* **EXTRACTED INFORMATION**
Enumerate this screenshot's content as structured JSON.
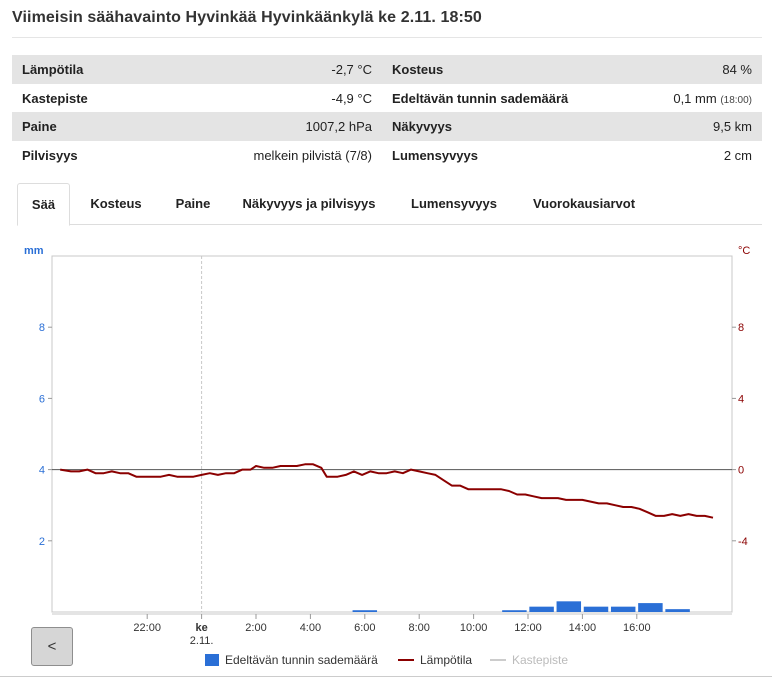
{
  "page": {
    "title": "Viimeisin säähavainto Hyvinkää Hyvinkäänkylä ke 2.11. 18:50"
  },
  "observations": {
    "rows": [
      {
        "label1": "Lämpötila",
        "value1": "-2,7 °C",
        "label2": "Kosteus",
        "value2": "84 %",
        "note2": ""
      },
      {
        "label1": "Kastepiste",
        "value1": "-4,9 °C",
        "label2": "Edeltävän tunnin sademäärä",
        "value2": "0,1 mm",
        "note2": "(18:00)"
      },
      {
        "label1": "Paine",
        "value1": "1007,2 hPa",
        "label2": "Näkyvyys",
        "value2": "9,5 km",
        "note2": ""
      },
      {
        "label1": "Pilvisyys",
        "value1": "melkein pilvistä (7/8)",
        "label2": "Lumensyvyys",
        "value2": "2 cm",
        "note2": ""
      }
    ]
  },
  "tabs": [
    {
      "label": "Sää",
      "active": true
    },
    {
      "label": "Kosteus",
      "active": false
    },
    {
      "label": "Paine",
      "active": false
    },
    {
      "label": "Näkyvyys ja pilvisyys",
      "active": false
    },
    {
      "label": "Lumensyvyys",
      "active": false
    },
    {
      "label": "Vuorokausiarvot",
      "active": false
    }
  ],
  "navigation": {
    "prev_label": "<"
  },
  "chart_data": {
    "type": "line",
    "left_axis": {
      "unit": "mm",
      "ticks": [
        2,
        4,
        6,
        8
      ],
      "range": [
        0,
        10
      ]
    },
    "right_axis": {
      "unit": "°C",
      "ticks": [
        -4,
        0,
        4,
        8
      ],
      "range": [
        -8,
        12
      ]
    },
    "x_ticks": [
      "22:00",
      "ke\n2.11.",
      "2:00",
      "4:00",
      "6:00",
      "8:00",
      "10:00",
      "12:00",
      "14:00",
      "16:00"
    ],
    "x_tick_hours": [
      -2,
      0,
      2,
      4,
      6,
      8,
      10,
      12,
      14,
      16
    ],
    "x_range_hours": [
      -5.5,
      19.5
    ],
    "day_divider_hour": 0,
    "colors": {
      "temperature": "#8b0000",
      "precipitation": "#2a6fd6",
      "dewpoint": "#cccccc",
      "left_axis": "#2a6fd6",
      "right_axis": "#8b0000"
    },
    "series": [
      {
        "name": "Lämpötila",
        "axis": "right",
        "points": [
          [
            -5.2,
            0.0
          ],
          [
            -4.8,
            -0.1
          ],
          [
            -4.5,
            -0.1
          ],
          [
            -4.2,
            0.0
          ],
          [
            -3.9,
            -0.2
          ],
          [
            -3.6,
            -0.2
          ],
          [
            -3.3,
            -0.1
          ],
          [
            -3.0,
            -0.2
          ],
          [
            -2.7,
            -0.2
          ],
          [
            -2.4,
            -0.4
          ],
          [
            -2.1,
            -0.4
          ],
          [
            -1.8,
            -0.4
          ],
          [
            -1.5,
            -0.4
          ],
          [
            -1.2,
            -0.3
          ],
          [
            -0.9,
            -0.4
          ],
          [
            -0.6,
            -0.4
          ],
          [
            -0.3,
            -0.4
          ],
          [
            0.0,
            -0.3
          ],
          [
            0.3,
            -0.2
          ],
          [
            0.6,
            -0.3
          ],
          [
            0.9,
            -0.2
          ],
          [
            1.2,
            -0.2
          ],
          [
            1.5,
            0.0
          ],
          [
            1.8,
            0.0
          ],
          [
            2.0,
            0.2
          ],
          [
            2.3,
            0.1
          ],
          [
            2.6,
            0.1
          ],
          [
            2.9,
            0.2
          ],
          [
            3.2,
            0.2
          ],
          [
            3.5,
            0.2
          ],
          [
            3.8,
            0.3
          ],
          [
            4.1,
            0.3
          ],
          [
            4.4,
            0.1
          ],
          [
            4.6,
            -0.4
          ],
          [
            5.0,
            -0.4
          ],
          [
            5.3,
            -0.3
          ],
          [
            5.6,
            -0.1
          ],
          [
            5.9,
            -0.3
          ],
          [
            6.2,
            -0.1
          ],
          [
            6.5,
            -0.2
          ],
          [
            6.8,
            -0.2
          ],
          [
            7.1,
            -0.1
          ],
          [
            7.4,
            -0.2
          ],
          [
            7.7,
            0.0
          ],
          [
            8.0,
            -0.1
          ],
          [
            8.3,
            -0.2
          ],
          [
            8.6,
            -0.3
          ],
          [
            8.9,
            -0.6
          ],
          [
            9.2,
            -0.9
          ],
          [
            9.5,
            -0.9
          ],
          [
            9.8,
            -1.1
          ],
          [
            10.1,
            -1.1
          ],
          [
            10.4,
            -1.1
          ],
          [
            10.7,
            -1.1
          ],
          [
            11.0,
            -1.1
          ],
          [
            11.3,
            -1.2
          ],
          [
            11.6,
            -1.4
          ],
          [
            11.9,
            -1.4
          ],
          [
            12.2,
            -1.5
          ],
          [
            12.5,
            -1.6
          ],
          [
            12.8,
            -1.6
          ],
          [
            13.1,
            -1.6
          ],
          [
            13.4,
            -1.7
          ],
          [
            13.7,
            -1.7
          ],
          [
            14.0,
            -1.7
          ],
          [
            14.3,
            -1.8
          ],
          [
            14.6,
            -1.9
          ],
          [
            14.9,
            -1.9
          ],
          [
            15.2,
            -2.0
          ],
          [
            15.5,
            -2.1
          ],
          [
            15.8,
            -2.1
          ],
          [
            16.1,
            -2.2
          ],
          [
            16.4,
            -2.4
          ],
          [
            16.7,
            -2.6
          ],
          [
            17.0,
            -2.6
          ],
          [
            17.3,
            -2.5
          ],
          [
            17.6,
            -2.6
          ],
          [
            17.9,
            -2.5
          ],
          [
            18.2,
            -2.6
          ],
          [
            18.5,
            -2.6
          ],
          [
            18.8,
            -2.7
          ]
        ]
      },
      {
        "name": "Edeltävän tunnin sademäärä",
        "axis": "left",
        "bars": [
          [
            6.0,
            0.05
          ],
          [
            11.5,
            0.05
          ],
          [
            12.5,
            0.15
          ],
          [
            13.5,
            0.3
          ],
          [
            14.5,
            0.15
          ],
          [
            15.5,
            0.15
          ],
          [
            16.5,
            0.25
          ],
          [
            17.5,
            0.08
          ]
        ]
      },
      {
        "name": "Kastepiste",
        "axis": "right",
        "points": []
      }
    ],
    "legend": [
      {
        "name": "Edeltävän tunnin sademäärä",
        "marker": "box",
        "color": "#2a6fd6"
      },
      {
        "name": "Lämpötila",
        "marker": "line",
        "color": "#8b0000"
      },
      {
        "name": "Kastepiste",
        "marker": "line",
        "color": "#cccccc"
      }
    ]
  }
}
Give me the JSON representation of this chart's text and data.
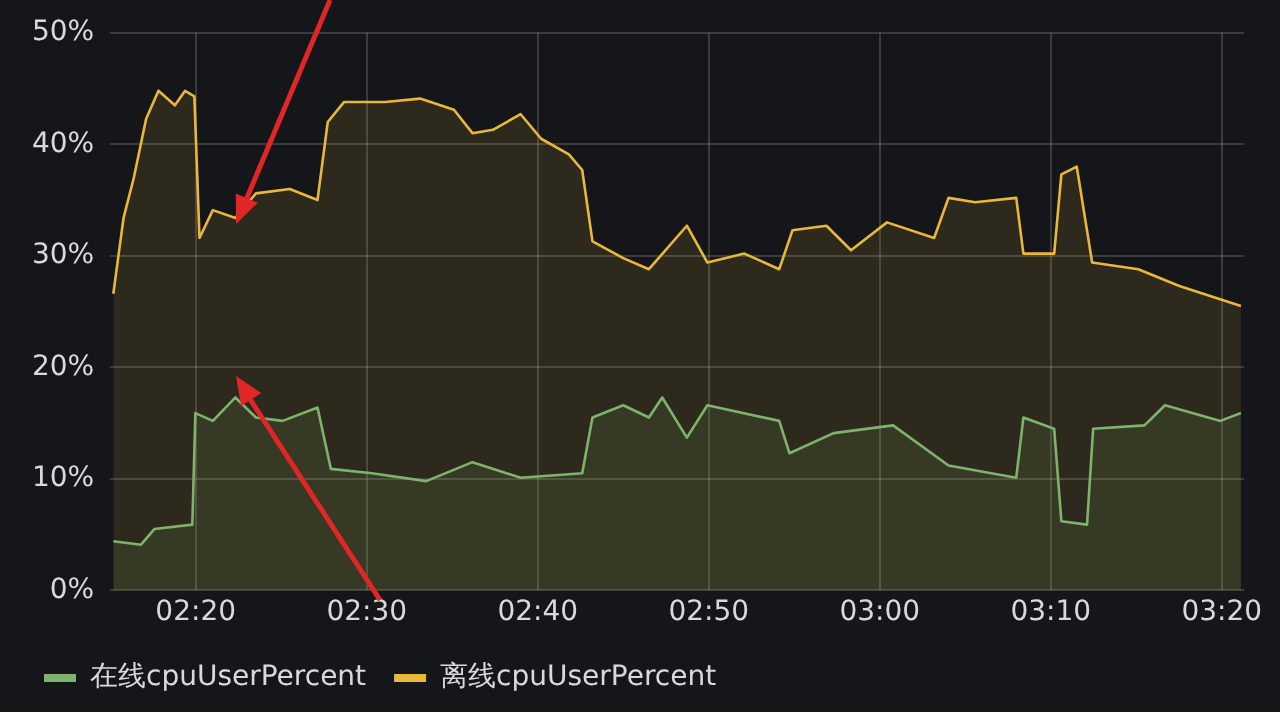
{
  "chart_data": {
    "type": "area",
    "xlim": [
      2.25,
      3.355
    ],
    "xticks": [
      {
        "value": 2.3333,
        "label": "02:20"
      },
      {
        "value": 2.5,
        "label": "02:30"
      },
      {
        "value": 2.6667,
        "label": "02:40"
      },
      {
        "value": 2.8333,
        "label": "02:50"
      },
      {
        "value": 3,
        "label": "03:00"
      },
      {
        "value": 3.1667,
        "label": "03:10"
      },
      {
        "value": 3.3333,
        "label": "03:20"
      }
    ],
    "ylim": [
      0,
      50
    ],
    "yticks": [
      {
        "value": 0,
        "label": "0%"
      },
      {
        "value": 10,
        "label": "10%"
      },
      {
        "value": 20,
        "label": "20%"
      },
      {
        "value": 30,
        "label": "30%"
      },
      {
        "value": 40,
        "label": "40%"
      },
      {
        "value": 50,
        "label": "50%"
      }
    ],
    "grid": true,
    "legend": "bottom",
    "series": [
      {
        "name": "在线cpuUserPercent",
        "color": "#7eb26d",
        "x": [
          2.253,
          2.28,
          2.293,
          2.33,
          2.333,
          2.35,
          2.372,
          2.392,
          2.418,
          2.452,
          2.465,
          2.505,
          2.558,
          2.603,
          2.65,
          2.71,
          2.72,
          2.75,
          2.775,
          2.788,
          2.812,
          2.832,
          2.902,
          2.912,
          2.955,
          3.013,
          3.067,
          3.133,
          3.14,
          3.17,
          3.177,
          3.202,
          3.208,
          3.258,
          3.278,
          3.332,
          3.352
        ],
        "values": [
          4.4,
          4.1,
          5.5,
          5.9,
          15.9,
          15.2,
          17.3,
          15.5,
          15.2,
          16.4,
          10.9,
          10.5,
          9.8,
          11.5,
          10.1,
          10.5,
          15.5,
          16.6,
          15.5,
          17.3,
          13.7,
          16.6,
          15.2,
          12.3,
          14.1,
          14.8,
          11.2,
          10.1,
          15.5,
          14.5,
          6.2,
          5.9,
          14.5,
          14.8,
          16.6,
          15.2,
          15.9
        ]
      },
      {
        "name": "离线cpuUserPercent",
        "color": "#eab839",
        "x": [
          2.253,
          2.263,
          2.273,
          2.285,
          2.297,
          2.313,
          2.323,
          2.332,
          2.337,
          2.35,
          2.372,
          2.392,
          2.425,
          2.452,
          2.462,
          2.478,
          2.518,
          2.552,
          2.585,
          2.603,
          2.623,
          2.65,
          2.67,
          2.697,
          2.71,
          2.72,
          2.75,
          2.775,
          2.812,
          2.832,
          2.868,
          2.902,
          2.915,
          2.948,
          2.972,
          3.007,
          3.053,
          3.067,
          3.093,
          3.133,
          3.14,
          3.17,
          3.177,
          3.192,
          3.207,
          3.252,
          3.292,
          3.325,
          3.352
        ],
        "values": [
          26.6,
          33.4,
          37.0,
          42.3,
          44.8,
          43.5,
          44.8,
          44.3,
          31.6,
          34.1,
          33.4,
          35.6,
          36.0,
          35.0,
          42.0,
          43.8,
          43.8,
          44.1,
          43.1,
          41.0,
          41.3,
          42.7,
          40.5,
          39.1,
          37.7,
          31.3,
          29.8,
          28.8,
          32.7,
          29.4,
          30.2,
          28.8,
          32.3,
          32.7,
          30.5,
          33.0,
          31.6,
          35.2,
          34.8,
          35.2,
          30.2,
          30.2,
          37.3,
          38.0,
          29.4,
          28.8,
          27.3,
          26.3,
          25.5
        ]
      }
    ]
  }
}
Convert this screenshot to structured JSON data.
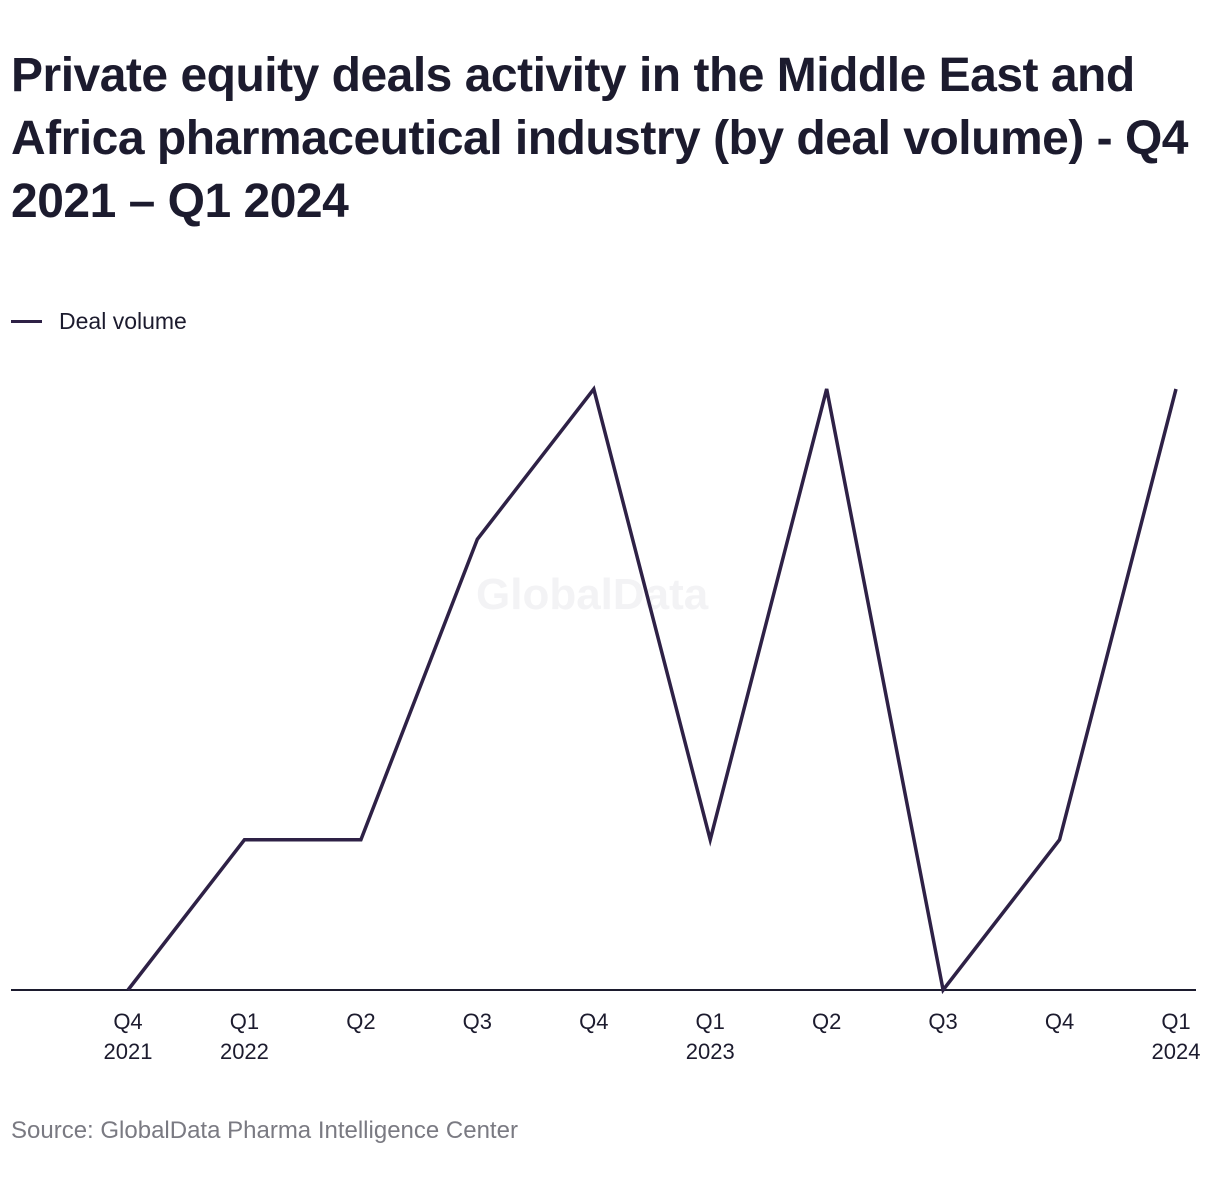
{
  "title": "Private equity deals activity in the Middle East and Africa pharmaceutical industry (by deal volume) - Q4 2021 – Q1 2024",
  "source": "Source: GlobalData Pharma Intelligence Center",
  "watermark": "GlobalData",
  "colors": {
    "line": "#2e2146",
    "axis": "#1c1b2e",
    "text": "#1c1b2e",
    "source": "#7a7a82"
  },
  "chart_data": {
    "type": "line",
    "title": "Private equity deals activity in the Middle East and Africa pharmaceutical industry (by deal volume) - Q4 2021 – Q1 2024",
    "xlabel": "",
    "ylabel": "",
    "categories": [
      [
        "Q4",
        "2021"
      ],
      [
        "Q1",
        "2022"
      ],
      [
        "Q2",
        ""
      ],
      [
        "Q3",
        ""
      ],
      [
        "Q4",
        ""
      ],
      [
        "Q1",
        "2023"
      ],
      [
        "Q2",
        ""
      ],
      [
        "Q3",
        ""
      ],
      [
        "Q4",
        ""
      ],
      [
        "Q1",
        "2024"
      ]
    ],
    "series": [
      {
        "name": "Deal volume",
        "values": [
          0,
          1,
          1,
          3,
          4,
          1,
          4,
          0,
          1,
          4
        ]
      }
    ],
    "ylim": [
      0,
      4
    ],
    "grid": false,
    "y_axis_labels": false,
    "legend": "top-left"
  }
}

* **STATED EXERCISE**
With pictures left out, repeat exactly the lines from the line bearing "Convert this screenshot" through the final line of the records above.

* **TASK ANSWER**
Convert this screenshot to structured JSON data.
{
  "title": "Private equity deals activity in the Middle East and Africa pharmaceutical industry (by deal volume) - Q4 2021 – Q1 2024",
  "source": "Source: GlobalData Pharma Intelligence Center",
  "watermark": "GlobalData",
  "colors": {
    "line": "#2e2146",
    "axis": "#1c1b2e",
    "text": "#1c1b2e",
    "source": "#7a7a82"
  },
  "chart_data": {
    "type": "line",
    "title": "Private equity deals activity in the Middle East and Africa pharmaceutical industry (by deal volume) - Q4 2021 – Q1 2024",
    "xlabel": "",
    "ylabel": "",
    "categories": [
      [
        "Q4",
        "2021"
      ],
      [
        "Q1",
        "2022"
      ],
      [
        "Q2",
        ""
      ],
      [
        "Q3",
        ""
      ],
      [
        "Q4",
        ""
      ],
      [
        "Q1",
        "2023"
      ],
      [
        "Q2",
        ""
      ],
      [
        "Q3",
        ""
      ],
      [
        "Q4",
        ""
      ],
      [
        "Q1",
        "2024"
      ]
    ],
    "series": [
      {
        "name": "Deal volume",
        "values": [
          0,
          1,
          1,
          3,
          4,
          1,
          4,
          0,
          1,
          4
        ]
      }
    ],
    "ylim": [
      0,
      4
    ],
    "grid": false,
    "y_axis_labels": false,
    "legend": "top-left"
  }
}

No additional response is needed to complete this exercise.